Dataset items:
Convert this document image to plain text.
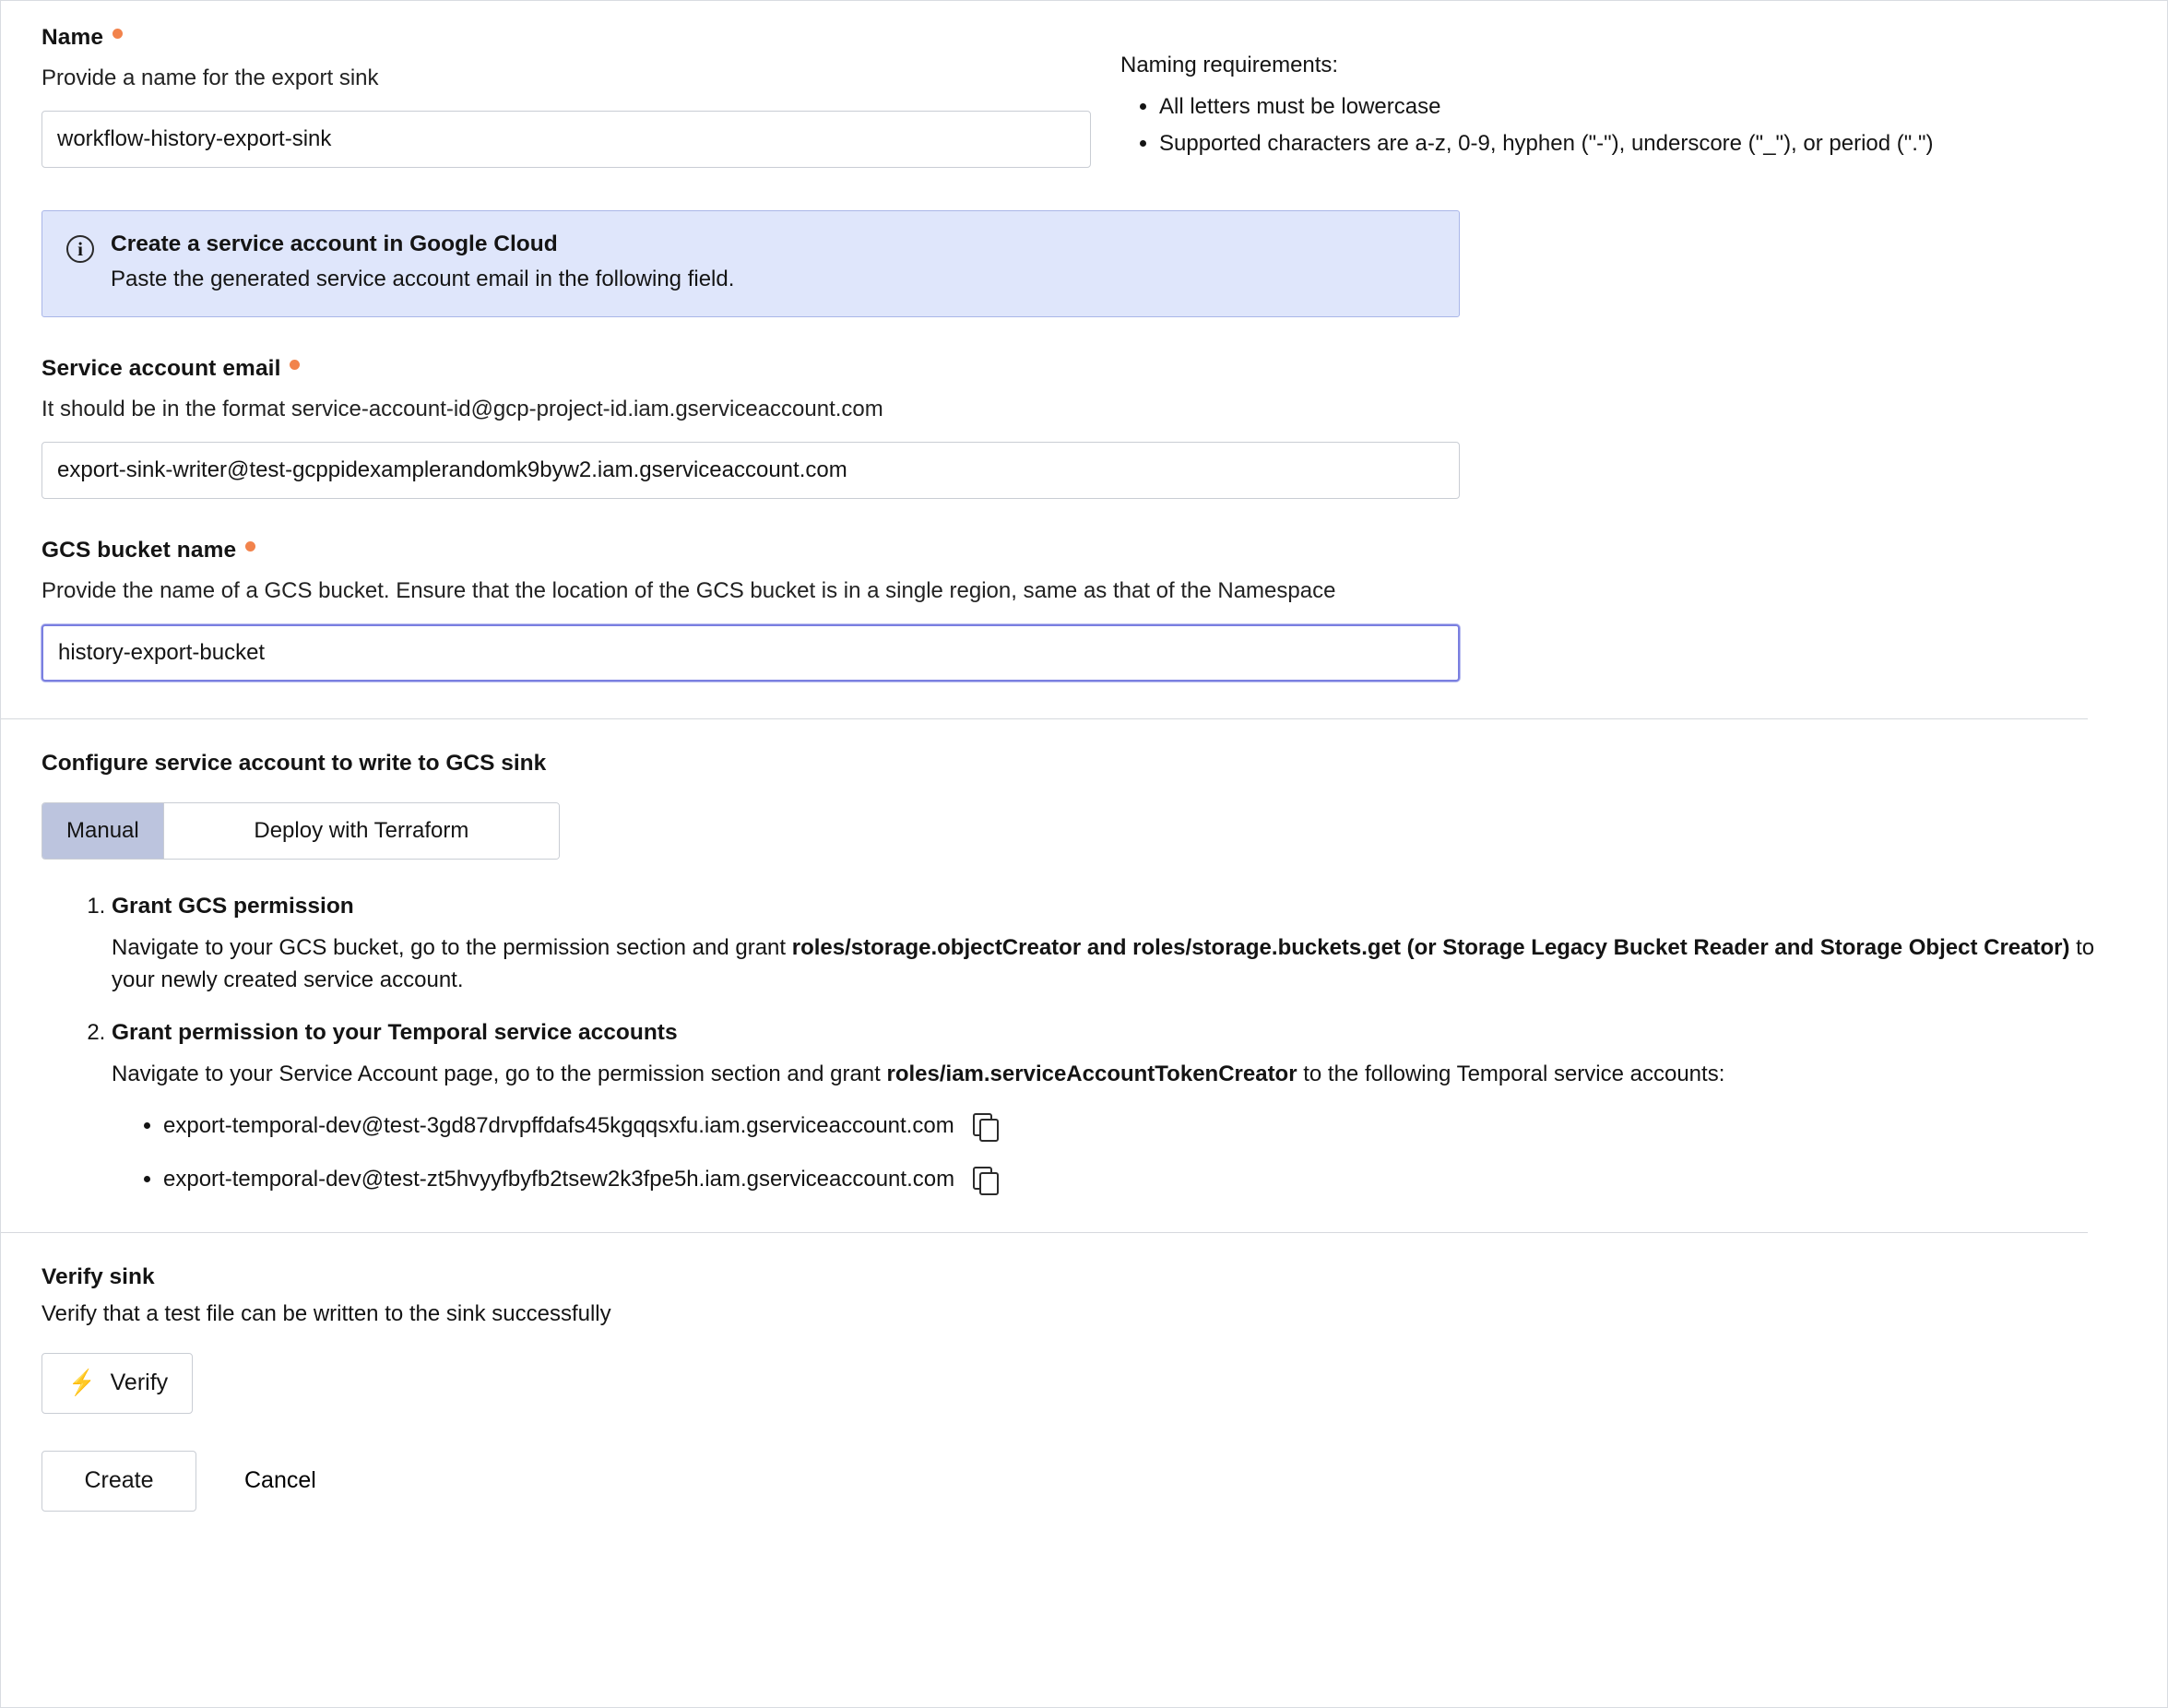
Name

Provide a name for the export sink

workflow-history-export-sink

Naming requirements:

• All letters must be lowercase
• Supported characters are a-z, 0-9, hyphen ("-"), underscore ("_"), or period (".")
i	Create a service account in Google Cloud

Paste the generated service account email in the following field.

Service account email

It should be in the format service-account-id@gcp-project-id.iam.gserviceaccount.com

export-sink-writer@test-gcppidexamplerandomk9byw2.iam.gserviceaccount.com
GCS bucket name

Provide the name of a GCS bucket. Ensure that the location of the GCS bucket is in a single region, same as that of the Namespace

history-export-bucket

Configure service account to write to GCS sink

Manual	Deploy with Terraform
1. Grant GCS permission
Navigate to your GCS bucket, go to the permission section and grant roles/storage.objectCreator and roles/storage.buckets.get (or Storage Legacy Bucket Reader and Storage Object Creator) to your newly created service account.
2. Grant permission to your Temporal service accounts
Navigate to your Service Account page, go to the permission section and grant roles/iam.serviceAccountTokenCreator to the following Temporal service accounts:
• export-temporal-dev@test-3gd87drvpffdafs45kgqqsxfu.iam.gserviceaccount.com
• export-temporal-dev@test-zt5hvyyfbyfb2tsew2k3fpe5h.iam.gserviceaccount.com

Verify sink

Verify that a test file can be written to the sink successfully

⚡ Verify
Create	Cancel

● SHORT PROBLEM
Identify all lines where the word "gserviceaccount" shows up. Copy them.

● FULL OUTPUT
It should be in the format service-account-id@gcp-project-id.iam.gserviceaccount.com
export-sink-writer@test-gcppidexamplerandomk9byw2.iam.gserviceaccount.com
• export-temporal-dev@test-3gd87drvpffdafs45kgqqsxfu.iam.gserviceaccount.com
• export-temporal-dev@test-zt5hvyyfbyfb2tsew2k3fpe5h.iam.gserviceaccount.com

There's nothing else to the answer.